## Data for the task
..............................

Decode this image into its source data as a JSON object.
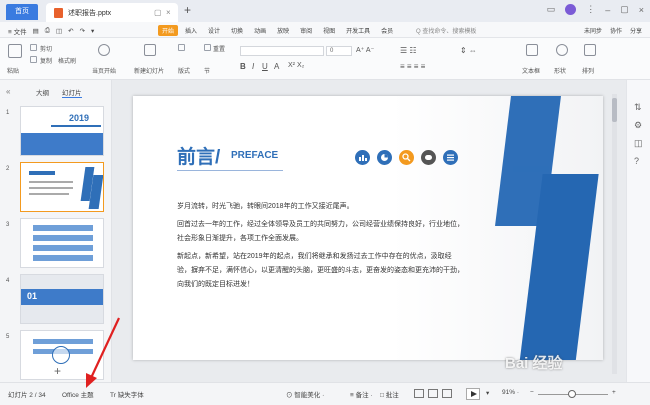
{
  "window": {
    "home_tab": "首页",
    "doc_title": "述职报告.pptx",
    "tab_controls": [
      "▢",
      "×"
    ],
    "new_tab": "+"
  },
  "menubar": {
    "file": "≡ 文件",
    "tabs": [
      "开始",
      "插入",
      "设计",
      "切换",
      "动画",
      "放映",
      "审阅",
      "视图",
      "开发工具",
      "会员"
    ],
    "active_tab": "开始",
    "search": "Q 查找命令、搜索模板",
    "right": [
      "未同步",
      "协作",
      "分享"
    ]
  },
  "ribbon": {
    "paste": "粘贴",
    "cut": "剪切",
    "copy": "复制",
    "format_painter": "格式刷",
    "play_from_current": "当页开始",
    "new_slide": "新建幻灯片",
    "layout": "版式",
    "section": "节",
    "reset": "重置",
    "font_size": "0",
    "text_box": "文本框",
    "shape": "形状",
    "arrange": "排列"
  },
  "left_pane": {
    "tabs": [
      "大纲",
      "幻灯片"
    ],
    "active_tab": "幻灯片",
    "slide_numbers": [
      "1",
      "2",
      "3",
      "4",
      "5"
    ],
    "thumb1_year": "2019",
    "thumb4_label": "01",
    "add": "+"
  },
  "slide": {
    "title_cn": "前言/",
    "title_en": "PREFACE",
    "para1": "岁月流转，时光飞驰，转眼间2018年的工作又接近尾声。",
    "para2": "回首过去一年的工作，经过全体领导及员工的共同努力，公司经营业绩保持良好，行业地位，社会形象日渐提升，各项工作全面发展。",
    "para3": "新起点，新希望，站在2019年的起点，我们将继承和发扬过去工作中存在的优点，汲取经验，摒弃不足，满怀信心，以更清醒的头脑，更旺盛的斗志，更奋发的姿态和更充沛的干劲，向我们的既定目标进发！",
    "icons": [
      "bar-chart-icon",
      "pie-chart-icon",
      "search-icon",
      "toggle-icon",
      "list-icon"
    ],
    "icon_colors": [
      "#2f6fb8",
      "#2f6fb8",
      "#f39a1f",
      "#555555",
      "#2f6fb8"
    ]
  },
  "statusbar": {
    "slide_count": "幻灯片 2 / 34",
    "theme": "Office 主题",
    "missing_font": "Tr 缺失字体",
    "smart_beautify": "⊙ 智能美化 ·",
    "notes": "≡ 备注 ·",
    "comments": "□ 批注",
    "zoom": "91% ·",
    "zoom_minus": "−",
    "zoom_plus": "+"
  },
  "watermark": "Bai 经验",
  "colors": {
    "accent_blue": "#2f6fb8",
    "accent_orange": "#f39a1f",
    "home_blue": "#3a7be0",
    "arrow_red": "#e02020"
  }
}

..............................

## Brief
Pictures in the records above are left out; print everything else exactly as written.

## Written solution
Decode this image into its source data as a JSON object.
{
  "window": {
    "home_tab": "首页",
    "doc_title": "述职报告.pptx",
    "tab_controls": [
      "▢",
      "×"
    ],
    "new_tab": "+"
  },
  "menubar": {
    "file": "≡ 文件",
    "tabs": [
      "开始",
      "插入",
      "设计",
      "切换",
      "动画",
      "放映",
      "审阅",
      "视图",
      "开发工具",
      "会员"
    ],
    "active_tab": "开始",
    "search": "Q 查找命令、搜索模板",
    "right": [
      "未同步",
      "协作",
      "分享"
    ]
  },
  "ribbon": {
    "paste": "粘贴",
    "cut": "剪切",
    "copy": "复制",
    "format_painter": "格式刷",
    "play_from_current": "当页开始",
    "new_slide": "新建幻灯片",
    "layout": "版式",
    "section": "节",
    "reset": "重置",
    "font_size": "0",
    "text_box": "文本框",
    "shape": "形状",
    "arrange": "排列"
  },
  "left_pane": {
    "tabs": [
      "大纲",
      "幻灯片"
    ],
    "active_tab": "幻灯片",
    "slide_numbers": [
      "1",
      "2",
      "3",
      "4",
      "5"
    ],
    "thumb1_year": "2019",
    "thumb4_label": "01",
    "add": "+"
  },
  "slide": {
    "title_cn": "前言/",
    "title_en": "PREFACE",
    "para1": "岁月流转，时光飞驰，转眼间2018年的工作又接近尾声。",
    "para2": "回首过去一年的工作，经过全体领导及员工的共同努力，公司经营业绩保持良好，行业地位，社会形象日渐提升，各项工作全面发展。",
    "para3": "新起点，新希望，站在2019年的起点，我们将继承和发扬过去工作中存在的优点，汲取经验，摒弃不足，满怀信心，以更清醒的头脑，更旺盛的斗志，更奋发的姿态和更充沛的干劲，向我们的既定目标进发！",
    "icons": [
      "bar-chart-icon",
      "pie-chart-icon",
      "search-icon",
      "toggle-icon",
      "list-icon"
    ],
    "icon_colors": [
      "#2f6fb8",
      "#2f6fb8",
      "#f39a1f",
      "#555555",
      "#2f6fb8"
    ]
  },
  "statusbar": {
    "slide_count": "幻灯片 2 / 34",
    "theme": "Office 主题",
    "missing_font": "Tr 缺失字体",
    "smart_beautify": "⊙ 智能美化 ·",
    "notes": "≡ 备注 ·",
    "comments": "□ 批注",
    "zoom": "91% ·",
    "zoom_minus": "−",
    "zoom_plus": "+"
  },
  "watermark": "Bai 经验",
  "colors": {
    "accent_blue": "#2f6fb8",
    "accent_orange": "#f39a1f",
    "home_blue": "#3a7be0",
    "arrow_red": "#e02020"
  }
}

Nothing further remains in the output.